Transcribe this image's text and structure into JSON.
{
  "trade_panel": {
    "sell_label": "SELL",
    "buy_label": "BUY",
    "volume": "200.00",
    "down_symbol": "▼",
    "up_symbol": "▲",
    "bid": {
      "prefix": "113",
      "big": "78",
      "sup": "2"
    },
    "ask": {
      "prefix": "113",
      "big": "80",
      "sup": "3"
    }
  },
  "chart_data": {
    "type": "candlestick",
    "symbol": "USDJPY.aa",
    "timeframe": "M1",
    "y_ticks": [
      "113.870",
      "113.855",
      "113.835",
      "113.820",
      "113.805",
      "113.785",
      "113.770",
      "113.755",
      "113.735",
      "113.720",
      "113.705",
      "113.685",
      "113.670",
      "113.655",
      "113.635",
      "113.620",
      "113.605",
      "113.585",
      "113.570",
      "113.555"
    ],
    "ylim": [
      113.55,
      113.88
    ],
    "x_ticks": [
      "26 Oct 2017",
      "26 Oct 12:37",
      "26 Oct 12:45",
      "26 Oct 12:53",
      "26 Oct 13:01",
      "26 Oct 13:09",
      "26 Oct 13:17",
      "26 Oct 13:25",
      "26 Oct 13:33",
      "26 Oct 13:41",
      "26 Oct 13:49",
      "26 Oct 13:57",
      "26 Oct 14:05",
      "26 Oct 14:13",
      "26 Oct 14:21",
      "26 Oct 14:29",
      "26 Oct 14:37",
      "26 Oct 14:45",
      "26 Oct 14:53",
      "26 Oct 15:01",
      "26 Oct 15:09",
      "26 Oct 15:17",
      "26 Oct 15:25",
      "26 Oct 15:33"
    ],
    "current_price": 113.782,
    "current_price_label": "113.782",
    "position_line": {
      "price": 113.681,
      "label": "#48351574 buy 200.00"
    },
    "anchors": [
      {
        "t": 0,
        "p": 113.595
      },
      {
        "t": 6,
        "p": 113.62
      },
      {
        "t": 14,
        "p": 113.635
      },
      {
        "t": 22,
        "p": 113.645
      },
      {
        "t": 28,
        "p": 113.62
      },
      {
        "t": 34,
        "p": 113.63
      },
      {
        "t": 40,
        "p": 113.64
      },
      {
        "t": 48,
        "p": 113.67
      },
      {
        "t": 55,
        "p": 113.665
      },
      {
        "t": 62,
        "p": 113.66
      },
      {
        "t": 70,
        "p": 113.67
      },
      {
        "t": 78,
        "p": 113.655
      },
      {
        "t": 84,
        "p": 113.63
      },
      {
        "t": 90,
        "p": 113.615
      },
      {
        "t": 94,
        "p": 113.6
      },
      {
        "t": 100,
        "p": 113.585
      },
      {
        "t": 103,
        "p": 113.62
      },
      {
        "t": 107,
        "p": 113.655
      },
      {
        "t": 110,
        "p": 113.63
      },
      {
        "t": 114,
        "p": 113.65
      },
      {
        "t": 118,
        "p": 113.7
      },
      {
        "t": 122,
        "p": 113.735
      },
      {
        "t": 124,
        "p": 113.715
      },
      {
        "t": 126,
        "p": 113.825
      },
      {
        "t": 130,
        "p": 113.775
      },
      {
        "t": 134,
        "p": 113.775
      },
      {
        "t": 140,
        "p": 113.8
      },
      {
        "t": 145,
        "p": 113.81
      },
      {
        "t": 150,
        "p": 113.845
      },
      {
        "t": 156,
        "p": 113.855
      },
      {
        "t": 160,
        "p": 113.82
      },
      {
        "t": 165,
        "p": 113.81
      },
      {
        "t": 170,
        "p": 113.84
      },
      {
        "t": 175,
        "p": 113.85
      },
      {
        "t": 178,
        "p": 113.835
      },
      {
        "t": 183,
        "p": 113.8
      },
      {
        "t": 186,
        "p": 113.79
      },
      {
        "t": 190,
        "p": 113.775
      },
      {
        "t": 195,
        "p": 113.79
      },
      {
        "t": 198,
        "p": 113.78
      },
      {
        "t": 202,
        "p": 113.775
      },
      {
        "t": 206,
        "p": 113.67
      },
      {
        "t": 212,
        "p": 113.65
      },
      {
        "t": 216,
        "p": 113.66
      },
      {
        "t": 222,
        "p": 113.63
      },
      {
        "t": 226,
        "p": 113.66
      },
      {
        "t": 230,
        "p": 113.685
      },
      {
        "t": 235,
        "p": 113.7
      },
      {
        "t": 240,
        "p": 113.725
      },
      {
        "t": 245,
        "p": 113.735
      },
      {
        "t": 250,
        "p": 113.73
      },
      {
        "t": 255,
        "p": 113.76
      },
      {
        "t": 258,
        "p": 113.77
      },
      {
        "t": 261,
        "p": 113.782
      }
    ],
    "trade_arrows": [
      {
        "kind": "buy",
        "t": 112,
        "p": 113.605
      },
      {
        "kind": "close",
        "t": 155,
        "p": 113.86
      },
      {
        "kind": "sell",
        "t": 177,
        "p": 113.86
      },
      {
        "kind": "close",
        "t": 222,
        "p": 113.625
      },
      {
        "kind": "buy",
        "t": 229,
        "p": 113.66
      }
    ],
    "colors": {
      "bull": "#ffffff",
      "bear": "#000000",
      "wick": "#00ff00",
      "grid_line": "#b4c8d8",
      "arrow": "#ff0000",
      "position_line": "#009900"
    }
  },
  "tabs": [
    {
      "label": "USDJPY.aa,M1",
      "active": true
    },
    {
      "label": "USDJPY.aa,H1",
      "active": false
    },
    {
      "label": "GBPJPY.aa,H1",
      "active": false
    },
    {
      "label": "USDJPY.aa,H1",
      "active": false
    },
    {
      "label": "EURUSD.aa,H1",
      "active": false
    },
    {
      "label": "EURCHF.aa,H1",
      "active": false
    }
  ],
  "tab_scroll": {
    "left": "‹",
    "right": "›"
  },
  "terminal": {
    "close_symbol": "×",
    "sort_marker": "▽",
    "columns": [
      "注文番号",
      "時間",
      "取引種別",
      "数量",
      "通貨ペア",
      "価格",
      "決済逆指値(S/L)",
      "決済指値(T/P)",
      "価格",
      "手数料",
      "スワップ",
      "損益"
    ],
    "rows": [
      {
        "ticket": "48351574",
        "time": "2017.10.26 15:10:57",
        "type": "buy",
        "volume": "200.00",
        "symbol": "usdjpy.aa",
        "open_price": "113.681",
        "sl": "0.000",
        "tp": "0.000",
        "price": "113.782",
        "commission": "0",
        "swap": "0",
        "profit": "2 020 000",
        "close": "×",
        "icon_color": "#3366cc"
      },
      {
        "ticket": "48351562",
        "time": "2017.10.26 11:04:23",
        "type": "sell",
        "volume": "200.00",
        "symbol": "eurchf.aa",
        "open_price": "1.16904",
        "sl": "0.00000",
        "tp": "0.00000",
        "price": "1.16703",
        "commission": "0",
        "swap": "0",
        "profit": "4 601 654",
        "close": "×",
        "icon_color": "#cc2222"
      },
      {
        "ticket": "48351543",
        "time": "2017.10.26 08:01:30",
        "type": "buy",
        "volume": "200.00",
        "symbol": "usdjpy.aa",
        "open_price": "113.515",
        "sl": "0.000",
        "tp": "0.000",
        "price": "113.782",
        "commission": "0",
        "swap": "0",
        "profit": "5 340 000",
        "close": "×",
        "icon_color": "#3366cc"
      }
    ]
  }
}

== Task description ==
From the records above, extract every entry exactly as given.

== The completed task ==
Transcribe this image's text and structure into JSON.
{
  "trade_panel": {
    "sell_label": "SELL",
    "buy_label": "BUY",
    "volume": "200.00",
    "down_symbol": "▼",
    "up_symbol": "▲",
    "bid": {
      "prefix": "113",
      "big": "78",
      "sup": "2"
    },
    "ask": {
      "prefix": "113",
      "big": "80",
      "sup": "3"
    }
  },
  "chart_data": {
    "type": "candlestick",
    "symbol": "USDJPY.aa",
    "timeframe": "M1",
    "y_ticks": [
      "113.870",
      "113.855",
      "113.835",
      "113.820",
      "113.805",
      "113.785",
      "113.770",
      "113.755",
      "113.735",
      "113.720",
      "113.705",
      "113.685",
      "113.670",
      "113.655",
      "113.635",
      "113.620",
      "113.605",
      "113.585",
      "113.570",
      "113.555"
    ],
    "ylim": [
      113.55,
      113.88
    ],
    "x_ticks": [
      "26 Oct 2017",
      "26 Oct 12:37",
      "26 Oct 12:45",
      "26 Oct 12:53",
      "26 Oct 13:01",
      "26 Oct 13:09",
      "26 Oct 13:17",
      "26 Oct 13:25",
      "26 Oct 13:33",
      "26 Oct 13:41",
      "26 Oct 13:49",
      "26 Oct 13:57",
      "26 Oct 14:05",
      "26 Oct 14:13",
      "26 Oct 14:21",
      "26 Oct 14:29",
      "26 Oct 14:37",
      "26 Oct 14:45",
      "26 Oct 14:53",
      "26 Oct 15:01",
      "26 Oct 15:09",
      "26 Oct 15:17",
      "26 Oct 15:25",
      "26 Oct 15:33"
    ],
    "current_price": 113.782,
    "current_price_label": "113.782",
    "position_line": {
      "price": 113.681,
      "label": "#48351574 buy 200.00"
    },
    "anchors": [
      {
        "t": 0,
        "p": 113.595
      },
      {
        "t": 6,
        "p": 113.62
      },
      {
        "t": 14,
        "p": 113.635
      },
      {
        "t": 22,
        "p": 113.645
      },
      {
        "t": 28,
        "p": 113.62
      },
      {
        "t": 34,
        "p": 113.63
      },
      {
        "t": 40,
        "p": 113.64
      },
      {
        "t": 48,
        "p": 113.67
      },
      {
        "t": 55,
        "p": 113.665
      },
      {
        "t": 62,
        "p": 113.66
      },
      {
        "t": 70,
        "p": 113.67
      },
      {
        "t": 78,
        "p": 113.655
      },
      {
        "t": 84,
        "p": 113.63
      },
      {
        "t": 90,
        "p": 113.615
      },
      {
        "t": 94,
        "p": 113.6
      },
      {
        "t": 100,
        "p": 113.585
      },
      {
        "t": 103,
        "p": 113.62
      },
      {
        "t": 107,
        "p": 113.655
      },
      {
        "t": 110,
        "p": 113.63
      },
      {
        "t": 114,
        "p": 113.65
      },
      {
        "t": 118,
        "p": 113.7
      },
      {
        "t": 122,
        "p": 113.735
      },
      {
        "t": 124,
        "p": 113.715
      },
      {
        "t": 126,
        "p": 113.825
      },
      {
        "t": 130,
        "p": 113.775
      },
      {
        "t": 134,
        "p": 113.775
      },
      {
        "t": 140,
        "p": 113.8
      },
      {
        "t": 145,
        "p": 113.81
      },
      {
        "t": 150,
        "p": 113.845
      },
      {
        "t": 156,
        "p": 113.855
      },
      {
        "t": 160,
        "p": 113.82
      },
      {
        "t": 165,
        "p": 113.81
      },
      {
        "t": 170,
        "p": 113.84
      },
      {
        "t": 175,
        "p": 113.85
      },
      {
        "t": 178,
        "p": 113.835
      },
      {
        "t": 183,
        "p": 113.8
      },
      {
        "t": 186,
        "p": 113.79
      },
      {
        "t": 190,
        "p": 113.775
      },
      {
        "t": 195,
        "p": 113.79
      },
      {
        "t": 198,
        "p": 113.78
      },
      {
        "t": 202,
        "p": 113.775
      },
      {
        "t": 206,
        "p": 113.67
      },
      {
        "t": 212,
        "p": 113.65
      },
      {
        "t": 216,
        "p": 113.66
      },
      {
        "t": 222,
        "p": 113.63
      },
      {
        "t": 226,
        "p": 113.66
      },
      {
        "t": 230,
        "p": 113.685
      },
      {
        "t": 235,
        "p": 113.7
      },
      {
        "t": 240,
        "p": 113.725
      },
      {
        "t": 245,
        "p": 113.735
      },
      {
        "t": 250,
        "p": 113.73
      },
      {
        "t": 255,
        "p": 113.76
      },
      {
        "t": 258,
        "p": 113.77
      },
      {
        "t": 261,
        "p": 113.782
      }
    ],
    "trade_arrows": [
      {
        "kind": "buy",
        "t": 112,
        "p": 113.605
      },
      {
        "kind": "close",
        "t": 155,
        "p": 113.86
      },
      {
        "kind": "sell",
        "t": 177,
        "p": 113.86
      },
      {
        "kind": "close",
        "t": 222,
        "p": 113.625
      },
      {
        "kind": "buy",
        "t": 229,
        "p": 113.66
      }
    ],
    "colors": {
      "bull": "#ffffff",
      "bear": "#000000",
      "wick": "#00ff00",
      "grid_line": "#b4c8d8",
      "arrow": "#ff0000",
      "position_line": "#009900"
    }
  },
  "tabs": [
    {
      "label": "USDJPY.aa,M1",
      "active": true
    },
    {
      "label": "USDJPY.aa,H1",
      "active": false
    },
    {
      "label": "GBPJPY.aa,H1",
      "active": false
    },
    {
      "label": "USDJPY.aa,H1",
      "active": false
    },
    {
      "label": "EURUSD.aa,H1",
      "active": false
    },
    {
      "label": "EURCHF.aa,H1",
      "active": false
    }
  ],
  "tab_scroll": {
    "left": "‹",
    "right": "›"
  },
  "terminal": {
    "close_symbol": "×",
    "sort_marker": "▽",
    "columns": [
      "注文番号",
      "時間",
      "取引種別",
      "数量",
      "通貨ペア",
      "価格",
      "決済逆指値(S/L)",
      "決済指値(T/P)",
      "価格",
      "手数料",
      "スワップ",
      "損益"
    ],
    "rows": [
      {
        "ticket": "48351574",
        "time": "2017.10.26 15:10:57",
        "type": "buy",
        "volume": "200.00",
        "symbol": "usdjpy.aa",
        "open_price": "113.681",
        "sl": "0.000",
        "tp": "0.000",
        "price": "113.782",
        "commission": "0",
        "swap": "0",
        "profit": "2 020 000",
        "close": "×",
        "icon_color": "#3366cc"
      },
      {
        "ticket": "48351562",
        "time": "2017.10.26 11:04:23",
        "type": "sell",
        "volume": "200.00",
        "symbol": "eurchf.aa",
        "open_price": "1.16904",
        "sl": "0.00000",
        "tp": "0.00000",
        "price": "1.16703",
        "commission": "0",
        "swap": "0",
        "profit": "4 601 654",
        "close": "×",
        "icon_color": "#cc2222"
      },
      {
        "ticket": "48351543",
        "time": "2017.10.26 08:01:30",
        "type": "buy",
        "volume": "200.00",
        "symbol": "usdjpy.aa",
        "open_price": "113.515",
        "sl": "0.000",
        "tp": "0.000",
        "price": "113.782",
        "commission": "0",
        "swap": "0",
        "profit": "5 340 000",
        "close": "×",
        "icon_color": "#3366cc"
      }
    ]
  }
}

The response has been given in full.